## BEGIN Task input

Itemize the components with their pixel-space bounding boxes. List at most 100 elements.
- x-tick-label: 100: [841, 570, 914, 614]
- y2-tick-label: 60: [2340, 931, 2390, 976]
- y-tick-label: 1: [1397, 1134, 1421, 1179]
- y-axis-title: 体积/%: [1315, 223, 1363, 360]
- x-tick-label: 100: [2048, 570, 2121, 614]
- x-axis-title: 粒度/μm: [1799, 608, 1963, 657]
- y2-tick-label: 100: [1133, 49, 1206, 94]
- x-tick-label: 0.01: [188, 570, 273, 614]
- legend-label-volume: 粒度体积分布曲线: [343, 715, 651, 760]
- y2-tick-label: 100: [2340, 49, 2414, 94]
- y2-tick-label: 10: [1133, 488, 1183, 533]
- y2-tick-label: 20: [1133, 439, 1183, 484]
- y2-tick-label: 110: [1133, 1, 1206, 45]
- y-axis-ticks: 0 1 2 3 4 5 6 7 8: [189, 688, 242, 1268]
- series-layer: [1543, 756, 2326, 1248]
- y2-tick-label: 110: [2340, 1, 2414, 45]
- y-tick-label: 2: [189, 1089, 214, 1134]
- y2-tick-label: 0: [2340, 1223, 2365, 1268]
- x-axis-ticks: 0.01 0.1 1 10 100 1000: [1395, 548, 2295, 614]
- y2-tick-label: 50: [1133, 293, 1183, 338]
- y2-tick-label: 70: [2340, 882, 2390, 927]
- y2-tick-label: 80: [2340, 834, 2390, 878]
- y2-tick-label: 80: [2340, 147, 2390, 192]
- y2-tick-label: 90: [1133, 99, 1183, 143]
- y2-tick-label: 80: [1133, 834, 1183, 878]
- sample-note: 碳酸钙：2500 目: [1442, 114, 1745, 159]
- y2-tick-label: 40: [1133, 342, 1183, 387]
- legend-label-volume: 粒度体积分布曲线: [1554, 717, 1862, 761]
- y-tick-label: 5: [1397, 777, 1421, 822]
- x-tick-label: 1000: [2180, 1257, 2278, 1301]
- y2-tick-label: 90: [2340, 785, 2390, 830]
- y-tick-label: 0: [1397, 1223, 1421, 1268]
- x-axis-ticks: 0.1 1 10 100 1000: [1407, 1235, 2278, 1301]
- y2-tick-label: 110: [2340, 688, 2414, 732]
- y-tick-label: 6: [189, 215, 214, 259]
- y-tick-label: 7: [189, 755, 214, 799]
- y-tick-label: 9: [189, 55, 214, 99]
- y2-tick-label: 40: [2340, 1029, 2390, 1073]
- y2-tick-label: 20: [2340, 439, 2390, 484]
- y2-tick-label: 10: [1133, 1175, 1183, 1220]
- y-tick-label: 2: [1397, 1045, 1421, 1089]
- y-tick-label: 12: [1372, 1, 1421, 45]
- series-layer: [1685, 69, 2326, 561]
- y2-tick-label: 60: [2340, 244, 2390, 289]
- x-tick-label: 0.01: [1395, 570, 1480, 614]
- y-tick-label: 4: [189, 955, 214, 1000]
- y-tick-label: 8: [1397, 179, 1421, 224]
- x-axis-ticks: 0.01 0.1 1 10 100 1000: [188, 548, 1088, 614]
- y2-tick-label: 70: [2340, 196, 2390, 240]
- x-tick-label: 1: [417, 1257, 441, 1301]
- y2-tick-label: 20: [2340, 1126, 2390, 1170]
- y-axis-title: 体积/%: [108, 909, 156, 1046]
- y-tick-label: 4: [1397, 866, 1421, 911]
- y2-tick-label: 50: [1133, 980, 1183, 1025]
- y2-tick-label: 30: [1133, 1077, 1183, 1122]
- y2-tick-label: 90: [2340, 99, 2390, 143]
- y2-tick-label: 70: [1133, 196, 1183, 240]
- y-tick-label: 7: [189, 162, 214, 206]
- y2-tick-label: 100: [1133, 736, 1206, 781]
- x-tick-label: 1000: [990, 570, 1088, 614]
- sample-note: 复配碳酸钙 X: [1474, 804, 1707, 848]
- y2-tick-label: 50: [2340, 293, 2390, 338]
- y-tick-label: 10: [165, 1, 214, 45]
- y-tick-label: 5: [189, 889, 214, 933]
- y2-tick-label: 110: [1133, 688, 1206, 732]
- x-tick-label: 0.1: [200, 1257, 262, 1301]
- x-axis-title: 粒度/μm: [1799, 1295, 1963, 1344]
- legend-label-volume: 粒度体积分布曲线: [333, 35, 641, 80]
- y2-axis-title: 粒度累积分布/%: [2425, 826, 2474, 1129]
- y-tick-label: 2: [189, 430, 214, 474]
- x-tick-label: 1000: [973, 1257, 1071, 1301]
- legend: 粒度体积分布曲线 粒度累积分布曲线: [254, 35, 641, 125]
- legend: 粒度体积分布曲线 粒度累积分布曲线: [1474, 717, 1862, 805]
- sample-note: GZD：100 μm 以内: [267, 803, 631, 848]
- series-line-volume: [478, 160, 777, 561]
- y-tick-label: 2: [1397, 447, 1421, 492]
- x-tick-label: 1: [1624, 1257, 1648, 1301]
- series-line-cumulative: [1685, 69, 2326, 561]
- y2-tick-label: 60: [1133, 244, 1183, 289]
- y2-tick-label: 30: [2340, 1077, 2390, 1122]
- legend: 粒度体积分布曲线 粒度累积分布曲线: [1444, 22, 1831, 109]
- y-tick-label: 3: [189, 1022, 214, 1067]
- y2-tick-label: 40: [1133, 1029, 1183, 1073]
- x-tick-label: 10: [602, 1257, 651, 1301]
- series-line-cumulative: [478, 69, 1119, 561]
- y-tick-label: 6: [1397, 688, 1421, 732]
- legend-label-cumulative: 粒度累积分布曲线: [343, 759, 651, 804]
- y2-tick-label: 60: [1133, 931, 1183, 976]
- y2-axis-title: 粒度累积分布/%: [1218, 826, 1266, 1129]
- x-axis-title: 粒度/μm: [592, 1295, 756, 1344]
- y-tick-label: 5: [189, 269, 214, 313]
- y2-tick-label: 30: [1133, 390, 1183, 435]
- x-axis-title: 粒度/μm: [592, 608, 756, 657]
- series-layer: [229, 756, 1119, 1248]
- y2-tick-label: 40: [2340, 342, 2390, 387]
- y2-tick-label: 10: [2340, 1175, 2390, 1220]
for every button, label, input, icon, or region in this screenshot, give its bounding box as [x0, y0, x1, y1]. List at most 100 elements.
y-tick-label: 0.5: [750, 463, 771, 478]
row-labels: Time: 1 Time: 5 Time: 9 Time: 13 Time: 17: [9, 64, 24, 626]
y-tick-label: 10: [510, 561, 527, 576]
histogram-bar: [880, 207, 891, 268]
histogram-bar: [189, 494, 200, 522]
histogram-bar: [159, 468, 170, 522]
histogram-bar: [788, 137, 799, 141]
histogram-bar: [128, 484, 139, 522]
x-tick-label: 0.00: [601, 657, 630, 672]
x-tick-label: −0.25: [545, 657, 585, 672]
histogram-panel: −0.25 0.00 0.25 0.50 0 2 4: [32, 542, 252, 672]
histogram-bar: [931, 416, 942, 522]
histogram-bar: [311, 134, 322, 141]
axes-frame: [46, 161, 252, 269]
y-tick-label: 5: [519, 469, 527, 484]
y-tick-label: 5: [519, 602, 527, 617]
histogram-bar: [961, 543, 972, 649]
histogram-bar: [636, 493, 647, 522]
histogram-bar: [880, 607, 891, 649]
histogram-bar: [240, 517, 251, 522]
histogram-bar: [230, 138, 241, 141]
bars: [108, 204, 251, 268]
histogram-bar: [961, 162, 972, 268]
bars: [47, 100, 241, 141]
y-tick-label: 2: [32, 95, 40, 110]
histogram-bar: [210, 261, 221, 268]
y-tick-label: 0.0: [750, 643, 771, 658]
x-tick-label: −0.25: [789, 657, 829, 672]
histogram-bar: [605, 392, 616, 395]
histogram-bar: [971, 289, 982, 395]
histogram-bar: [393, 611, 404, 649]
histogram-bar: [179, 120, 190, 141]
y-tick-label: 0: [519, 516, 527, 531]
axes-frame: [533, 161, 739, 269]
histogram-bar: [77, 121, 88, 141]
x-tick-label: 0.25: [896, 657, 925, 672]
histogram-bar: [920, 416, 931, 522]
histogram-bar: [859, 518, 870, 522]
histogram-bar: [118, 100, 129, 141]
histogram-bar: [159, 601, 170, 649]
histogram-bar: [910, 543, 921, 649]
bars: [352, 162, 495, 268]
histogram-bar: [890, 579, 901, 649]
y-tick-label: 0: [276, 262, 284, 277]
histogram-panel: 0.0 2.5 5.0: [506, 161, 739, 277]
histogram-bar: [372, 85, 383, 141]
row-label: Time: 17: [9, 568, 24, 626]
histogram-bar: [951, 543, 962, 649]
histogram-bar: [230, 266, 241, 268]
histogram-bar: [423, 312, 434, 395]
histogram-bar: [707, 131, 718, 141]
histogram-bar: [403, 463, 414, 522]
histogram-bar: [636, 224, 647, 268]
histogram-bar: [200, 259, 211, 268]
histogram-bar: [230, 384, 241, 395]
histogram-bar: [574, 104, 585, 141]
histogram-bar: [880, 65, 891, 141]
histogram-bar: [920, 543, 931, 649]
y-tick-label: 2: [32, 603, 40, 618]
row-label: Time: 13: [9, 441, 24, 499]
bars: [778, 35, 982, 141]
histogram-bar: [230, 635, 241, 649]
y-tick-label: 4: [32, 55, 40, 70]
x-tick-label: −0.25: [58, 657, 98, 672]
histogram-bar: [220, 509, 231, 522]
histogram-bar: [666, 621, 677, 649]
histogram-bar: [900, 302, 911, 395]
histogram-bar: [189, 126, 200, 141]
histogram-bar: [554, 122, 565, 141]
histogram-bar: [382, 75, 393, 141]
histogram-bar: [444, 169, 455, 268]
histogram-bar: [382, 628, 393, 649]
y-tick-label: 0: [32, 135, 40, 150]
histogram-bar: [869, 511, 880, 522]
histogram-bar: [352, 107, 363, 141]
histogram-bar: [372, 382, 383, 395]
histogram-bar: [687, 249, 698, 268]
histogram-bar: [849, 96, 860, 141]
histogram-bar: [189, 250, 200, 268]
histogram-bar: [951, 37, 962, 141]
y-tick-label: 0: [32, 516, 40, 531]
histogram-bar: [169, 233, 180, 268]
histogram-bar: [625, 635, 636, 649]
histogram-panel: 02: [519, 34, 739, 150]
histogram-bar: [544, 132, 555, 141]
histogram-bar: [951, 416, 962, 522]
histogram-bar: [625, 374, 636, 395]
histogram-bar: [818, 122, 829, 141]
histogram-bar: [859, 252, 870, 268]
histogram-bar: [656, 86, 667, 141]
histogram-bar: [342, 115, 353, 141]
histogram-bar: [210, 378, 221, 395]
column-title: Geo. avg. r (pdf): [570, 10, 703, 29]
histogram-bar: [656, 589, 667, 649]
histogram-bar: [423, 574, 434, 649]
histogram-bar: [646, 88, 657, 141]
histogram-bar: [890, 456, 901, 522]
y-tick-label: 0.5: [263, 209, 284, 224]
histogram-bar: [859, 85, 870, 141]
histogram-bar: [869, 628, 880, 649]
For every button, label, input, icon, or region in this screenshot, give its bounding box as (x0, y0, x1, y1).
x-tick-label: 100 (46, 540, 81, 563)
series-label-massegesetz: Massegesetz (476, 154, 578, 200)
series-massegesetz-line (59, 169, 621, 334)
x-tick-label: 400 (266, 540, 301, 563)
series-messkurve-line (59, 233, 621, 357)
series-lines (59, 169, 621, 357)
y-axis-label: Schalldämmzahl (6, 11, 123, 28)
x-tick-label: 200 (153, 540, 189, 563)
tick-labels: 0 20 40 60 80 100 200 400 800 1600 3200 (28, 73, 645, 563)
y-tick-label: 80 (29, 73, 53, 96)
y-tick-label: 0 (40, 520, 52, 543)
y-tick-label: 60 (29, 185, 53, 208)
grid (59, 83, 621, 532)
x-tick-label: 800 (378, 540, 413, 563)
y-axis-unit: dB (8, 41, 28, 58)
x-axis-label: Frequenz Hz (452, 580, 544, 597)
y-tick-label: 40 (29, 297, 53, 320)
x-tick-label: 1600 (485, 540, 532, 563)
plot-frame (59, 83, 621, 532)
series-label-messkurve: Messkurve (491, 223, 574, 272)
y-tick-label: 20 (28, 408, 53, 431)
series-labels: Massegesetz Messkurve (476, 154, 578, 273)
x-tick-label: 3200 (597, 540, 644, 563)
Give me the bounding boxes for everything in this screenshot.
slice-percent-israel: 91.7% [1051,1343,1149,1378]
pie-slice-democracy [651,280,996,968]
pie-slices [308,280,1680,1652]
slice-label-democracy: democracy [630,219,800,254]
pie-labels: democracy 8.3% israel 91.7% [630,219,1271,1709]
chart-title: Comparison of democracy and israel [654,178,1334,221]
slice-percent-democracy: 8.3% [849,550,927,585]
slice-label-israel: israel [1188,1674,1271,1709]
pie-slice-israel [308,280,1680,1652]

## END Task input

**Written problem**
Print the lines that run from the start of the records through the line containing "548, 2295, 614]", with both ends included.

**Final result**
Itemize the components with their pixel-space bounding boxes. List at most 100 elements.
- x-tick-label: 100: [841, 570, 914, 614]
- y2-tick-label: 60: [2340, 931, 2390, 976]
- y-tick-label: 1: [1397, 1134, 1421, 1179]
- y-axis-title: 体积/%: [1315, 223, 1363, 360]
- x-tick-label: 100: [2048, 570, 2121, 614]
- x-axis-title: 粒度/μm: [1799, 608, 1963, 657]
- y2-tick-label: 100: [1133, 49, 1206, 94]
- x-tick-label: 0.01: [188, 570, 273, 614]
- legend-label-volume: 粒度体积分布曲线: [343, 715, 651, 760]
- y2-tick-label: 100: [2340, 49, 2414, 94]
- y2-tick-label: 10: [1133, 488, 1183, 533]
- y2-tick-label: 20: [1133, 439, 1183, 484]
- y2-tick-label: 110: [1133, 1, 1206, 45]
- y-axis-ticks: 0 1 2 3 4 5 6 7 8: [189, 688, 242, 1268]
- series-layer: [1543, 756, 2326, 1248]
- y2-tick-label: 110: [2340, 1, 2414, 45]
- y-tick-label: 2: [189, 1089, 214, 1134]
- y2-tick-label: 0: [2340, 1223, 2365, 1268]
- x-axis-ticks: 0.01 0.1 1 10 100 1000: [1395, 548, 2295, 614]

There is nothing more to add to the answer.